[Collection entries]
•••
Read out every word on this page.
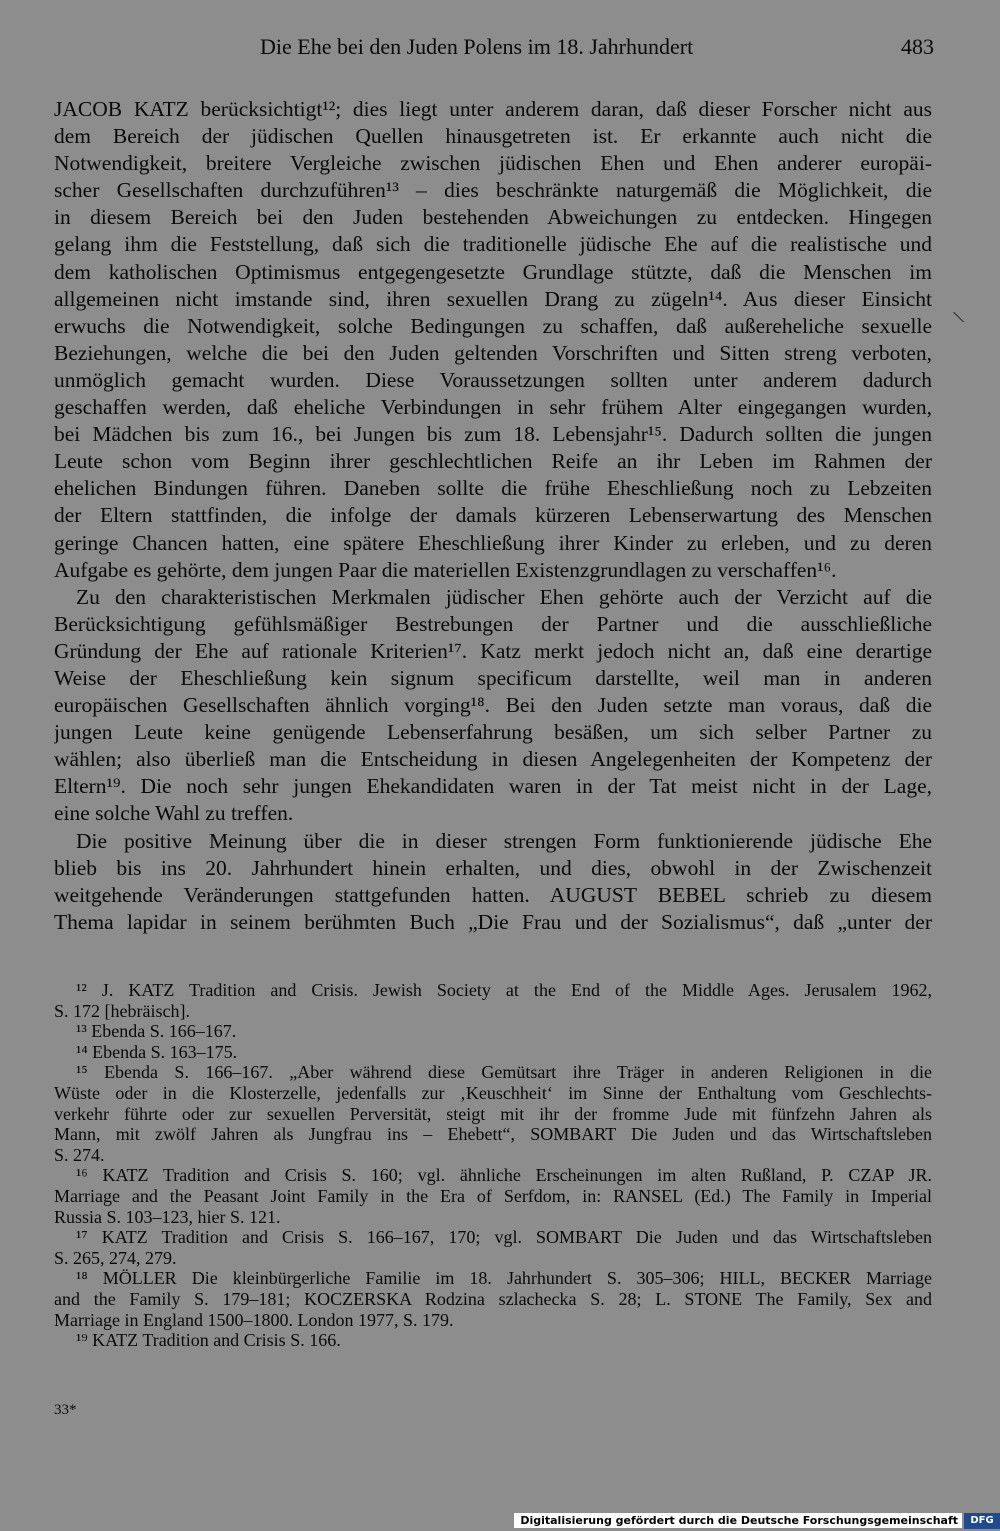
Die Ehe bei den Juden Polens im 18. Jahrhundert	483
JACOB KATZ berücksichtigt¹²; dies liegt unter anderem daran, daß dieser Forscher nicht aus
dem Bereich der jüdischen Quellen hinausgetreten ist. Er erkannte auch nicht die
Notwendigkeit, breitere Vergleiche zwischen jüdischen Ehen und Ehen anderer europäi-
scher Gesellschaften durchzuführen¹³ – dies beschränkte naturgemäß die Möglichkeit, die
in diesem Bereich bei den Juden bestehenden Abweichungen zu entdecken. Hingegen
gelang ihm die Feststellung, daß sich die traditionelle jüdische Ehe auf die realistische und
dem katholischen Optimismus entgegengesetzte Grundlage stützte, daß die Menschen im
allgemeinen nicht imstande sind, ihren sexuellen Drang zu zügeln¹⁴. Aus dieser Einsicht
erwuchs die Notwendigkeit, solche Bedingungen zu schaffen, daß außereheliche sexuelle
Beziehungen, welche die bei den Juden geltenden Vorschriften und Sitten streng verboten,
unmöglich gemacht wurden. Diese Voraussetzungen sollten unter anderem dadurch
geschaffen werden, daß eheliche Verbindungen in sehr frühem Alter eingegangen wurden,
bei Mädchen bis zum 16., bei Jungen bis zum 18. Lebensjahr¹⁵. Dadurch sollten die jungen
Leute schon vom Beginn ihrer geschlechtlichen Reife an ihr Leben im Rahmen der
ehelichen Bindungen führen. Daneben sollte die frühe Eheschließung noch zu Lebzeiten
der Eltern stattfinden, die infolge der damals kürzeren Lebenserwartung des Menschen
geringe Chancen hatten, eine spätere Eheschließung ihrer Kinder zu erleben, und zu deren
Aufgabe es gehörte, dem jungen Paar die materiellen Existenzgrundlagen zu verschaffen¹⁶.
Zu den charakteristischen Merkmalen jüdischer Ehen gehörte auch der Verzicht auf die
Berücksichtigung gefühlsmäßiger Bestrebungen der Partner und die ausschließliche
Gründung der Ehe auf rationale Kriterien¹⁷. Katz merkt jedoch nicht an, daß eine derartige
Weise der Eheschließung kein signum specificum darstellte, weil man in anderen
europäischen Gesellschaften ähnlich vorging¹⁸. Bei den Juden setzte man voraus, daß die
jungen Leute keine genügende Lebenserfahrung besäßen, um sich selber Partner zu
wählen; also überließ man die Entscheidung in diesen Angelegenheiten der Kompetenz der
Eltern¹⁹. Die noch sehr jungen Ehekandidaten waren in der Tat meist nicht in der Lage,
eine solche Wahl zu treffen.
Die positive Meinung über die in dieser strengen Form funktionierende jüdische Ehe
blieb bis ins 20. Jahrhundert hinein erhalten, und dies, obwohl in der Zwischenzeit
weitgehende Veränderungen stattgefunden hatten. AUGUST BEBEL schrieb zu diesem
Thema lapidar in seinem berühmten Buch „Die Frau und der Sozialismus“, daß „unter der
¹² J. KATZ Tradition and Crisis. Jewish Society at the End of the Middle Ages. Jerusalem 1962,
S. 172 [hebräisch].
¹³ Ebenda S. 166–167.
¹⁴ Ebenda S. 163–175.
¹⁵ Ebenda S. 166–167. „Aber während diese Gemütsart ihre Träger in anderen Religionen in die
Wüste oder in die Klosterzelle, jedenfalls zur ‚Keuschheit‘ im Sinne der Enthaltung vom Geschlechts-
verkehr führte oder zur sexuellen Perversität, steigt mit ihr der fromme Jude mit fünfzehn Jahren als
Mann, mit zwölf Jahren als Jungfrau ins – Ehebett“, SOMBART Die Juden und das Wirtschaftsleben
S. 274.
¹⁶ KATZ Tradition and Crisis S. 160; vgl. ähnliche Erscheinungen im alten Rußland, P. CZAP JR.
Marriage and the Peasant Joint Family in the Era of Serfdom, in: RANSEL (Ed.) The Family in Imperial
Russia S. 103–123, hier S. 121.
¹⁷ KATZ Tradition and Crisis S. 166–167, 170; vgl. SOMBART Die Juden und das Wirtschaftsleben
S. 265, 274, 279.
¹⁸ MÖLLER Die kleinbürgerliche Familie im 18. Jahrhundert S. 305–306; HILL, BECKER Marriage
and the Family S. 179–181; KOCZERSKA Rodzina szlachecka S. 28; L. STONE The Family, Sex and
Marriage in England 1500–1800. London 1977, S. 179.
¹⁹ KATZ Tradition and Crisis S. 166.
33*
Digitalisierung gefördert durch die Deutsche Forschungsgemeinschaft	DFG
•••
Request.
Copy the records exactly as they appear, excluding images.

Exercise result.
Read out every word on this page.
Die Ehe bei den Juden Polens im 18. Jahrhundert	483
JACOB KATZ berücksichtigt¹²; dies liegt unter anderem daran, daß dieser Forscher nicht aus
dem Bereich der jüdischen Quellen hinausgetreten ist. Er erkannte auch nicht die
Notwendigkeit, breitere Vergleiche zwischen jüdischen Ehen und Ehen anderer europäi-
scher Gesellschaften durchzuführen¹³ – dies beschränkte naturgemäß die Möglichkeit, die
in diesem Bereich bei den Juden bestehenden Abweichungen zu entdecken. Hingegen
gelang ihm die Feststellung, daß sich die traditionelle jüdische Ehe auf die realistische und
dem katholischen Optimismus entgegengesetzte Grundlage stützte, daß die Menschen im
allgemeinen nicht imstande sind, ihren sexuellen Drang zu zügeln¹⁴. Aus dieser Einsicht
erwuchs die Notwendigkeit, solche Bedingungen zu schaffen, daß außereheliche sexuelle
Beziehungen, welche die bei den Juden geltenden Vorschriften und Sitten streng verboten,
unmöglich gemacht wurden. Diese Voraussetzungen sollten unter anderem dadurch
geschaffen werden, daß eheliche Verbindungen in sehr frühem Alter eingegangen wurden,
bei Mädchen bis zum 16., bei Jungen bis zum 18. Lebensjahr¹⁵. Dadurch sollten die jungen
Leute schon vom Beginn ihrer geschlechtlichen Reife an ihr Leben im Rahmen der
ehelichen Bindungen führen. Daneben sollte die frühe Eheschließung noch zu Lebzeiten
der Eltern stattfinden, die infolge der damals kürzeren Lebenserwartung des Menschen
geringe Chancen hatten, eine spätere Eheschließung ihrer Kinder zu erleben, und zu deren
Aufgabe es gehörte, dem jungen Paar die materiellen Existenzgrundlagen zu verschaffen¹⁶.
Zu den charakteristischen Merkmalen jüdischer Ehen gehörte auch der Verzicht auf die
Berücksichtigung gefühlsmäßiger Bestrebungen der Partner und die ausschließliche
Gründung der Ehe auf rationale Kriterien¹⁷. Katz merkt jedoch nicht an, daß eine derartige
Weise der Eheschließung kein signum specificum darstellte, weil man in anderen
europäischen Gesellschaften ähnlich vorging¹⁸. Bei den Juden setzte man voraus, daß die
jungen Leute keine genügende Lebenserfahrung besäßen, um sich selber Partner zu
wählen; also überließ man die Entscheidung in diesen Angelegenheiten der Kompetenz der
Eltern¹⁹. Die noch sehr jungen Ehekandidaten waren in der Tat meist nicht in der Lage,
eine solche Wahl zu treffen.
Die positive Meinung über die in dieser strengen Form funktionierende jüdische Ehe
blieb bis ins 20. Jahrhundert hinein erhalten, und dies, obwohl in der Zwischenzeit
weitgehende Veränderungen stattgefunden hatten. AUGUST BEBEL schrieb zu diesem
Thema lapidar in seinem berühmten Buch „Die Frau und der Sozialismus“, daß „unter der
¹² J. KATZ Tradition and Crisis. Jewish Society at the End of the Middle Ages. Jerusalem 1962,
S. 172 [hebräisch].
¹³ Ebenda S. 166–167.
¹⁴ Ebenda S. 163–175.
¹⁵ Ebenda S. 166–167. „Aber während diese Gemütsart ihre Träger in anderen Religionen in die
Wüste oder in die Klosterzelle, jedenfalls zur ‚Keuschheit‘ im Sinne der Enthaltung vom Geschlechts-
verkehr führte oder zur sexuellen Perversität, steigt mit ihr der fromme Jude mit fünfzehn Jahren als
Mann, mit zwölf Jahren als Jungfrau ins – Ehebett“, SOMBART Die Juden und das Wirtschaftsleben
S. 274.
¹⁶ KATZ Tradition and Crisis S. 160; vgl. ähnliche Erscheinungen im alten Rußland, P. CZAP JR.
Marriage and the Peasant Joint Family in the Era of Serfdom, in: RANSEL (Ed.) The Family in Imperial
Russia S. 103–123, hier S. 121.
¹⁷ KATZ Tradition and Crisis S. 166–167, 170; vgl. SOMBART Die Juden und das Wirtschaftsleben
S. 265, 274, 279.
¹⁸ MÖLLER Die kleinbürgerliche Familie im 18. Jahrhundert S. 305–306; HILL, BECKER Marriage
and the Family S. 179–181; KOCZERSKA Rodzina szlachecka S. 28; L. STONE The Family, Sex and
Marriage in England 1500–1800. London 1977, S. 179.
¹⁹ KATZ Tradition and Crisis S. 166.
33*
Digitalisierung gefördert durch die Deutsche Forschungsgemeinschaft	DFG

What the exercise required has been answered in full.